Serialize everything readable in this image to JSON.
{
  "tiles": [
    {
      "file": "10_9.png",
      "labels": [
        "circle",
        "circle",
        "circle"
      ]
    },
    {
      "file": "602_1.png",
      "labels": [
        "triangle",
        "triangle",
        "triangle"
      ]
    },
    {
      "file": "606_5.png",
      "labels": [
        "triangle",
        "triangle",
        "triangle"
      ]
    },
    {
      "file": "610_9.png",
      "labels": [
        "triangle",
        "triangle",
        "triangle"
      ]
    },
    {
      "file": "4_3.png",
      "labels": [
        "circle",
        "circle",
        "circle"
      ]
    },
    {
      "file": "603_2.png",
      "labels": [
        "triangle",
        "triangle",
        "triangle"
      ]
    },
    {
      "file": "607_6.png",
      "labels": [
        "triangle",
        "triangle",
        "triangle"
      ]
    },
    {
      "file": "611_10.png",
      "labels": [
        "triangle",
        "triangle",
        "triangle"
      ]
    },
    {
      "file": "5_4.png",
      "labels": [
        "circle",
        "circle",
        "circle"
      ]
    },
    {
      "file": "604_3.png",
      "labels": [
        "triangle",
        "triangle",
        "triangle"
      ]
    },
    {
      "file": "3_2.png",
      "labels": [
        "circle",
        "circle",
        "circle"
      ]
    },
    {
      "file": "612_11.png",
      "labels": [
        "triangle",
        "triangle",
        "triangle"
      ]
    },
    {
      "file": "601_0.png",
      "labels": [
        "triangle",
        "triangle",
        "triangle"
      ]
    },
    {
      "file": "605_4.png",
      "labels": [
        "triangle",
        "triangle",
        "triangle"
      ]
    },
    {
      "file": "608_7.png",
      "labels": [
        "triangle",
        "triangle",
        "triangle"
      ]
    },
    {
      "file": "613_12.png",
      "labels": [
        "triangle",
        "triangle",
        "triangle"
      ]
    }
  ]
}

» **INSTRUCTIONS FOR THE TASK**
Quote the entire listing above exactly.

» **RESULT FOR THIS EXERCISE**
Serialize everything readable in this image to JSON.
{
  "tiles": [
    {
      "file": "10_9.png",
      "labels": [
        "circle",
        "circle",
        "circle"
      ]
    },
    {
      "file": "602_1.png",
      "labels": [
        "triangle",
        "triangle",
        "triangle"
      ]
    },
    {
      "file": "606_5.png",
      "labels": [
        "triangle",
        "triangle",
        "triangle"
      ]
    },
    {
      "file": "610_9.png",
      "labels": [
        "triangle",
        "triangle",
        "triangle"
      ]
    },
    {
      "file": "4_3.png",
      "labels": [
        "circle",
        "circle",
        "circle"
      ]
    },
    {
      "file": "603_2.png",
      "labels": [
        "triangle",
        "triangle",
        "triangle"
      ]
    },
    {
      "file": "607_6.png",
      "labels": [
        "triangle",
        "triangle",
        "triangle"
      ]
    },
    {
      "file": "611_10.png",
      "labels": [
        "triangle",
        "triangle",
        "triangle"
      ]
    },
    {
      "file": "5_4.png",
      "labels": [
        "circle",
        "circle",
        "circle"
      ]
    },
    {
      "file": "604_3.png",
      "labels": [
        "triangle",
        "triangle",
        "triangle"
      ]
    },
    {
      "file": "3_2.png",
      "labels": [
        "circle",
        "circle",
        "circle"
      ]
    },
    {
      "file": "612_11.png",
      "labels": [
        "triangle",
        "triangle",
        "triangle"
      ]
    },
    {
      "file": "601_0.png",
      "labels": [
        "triangle",
        "triangle",
        "triangle"
      ]
    },
    {
      "file": "605_4.png",
      "labels": [
        "triangle",
        "triangle",
        "triangle"
      ]
    },
    {
      "file": "608_7.png",
      "labels": [
        "triangle",
        "triangle",
        "triangle"
      ]
    },
    {
      "file": "613_12.png",
      "labels": [
        "triangle",
        "triangle",
        "triangle"
      ]
    }
  ]
}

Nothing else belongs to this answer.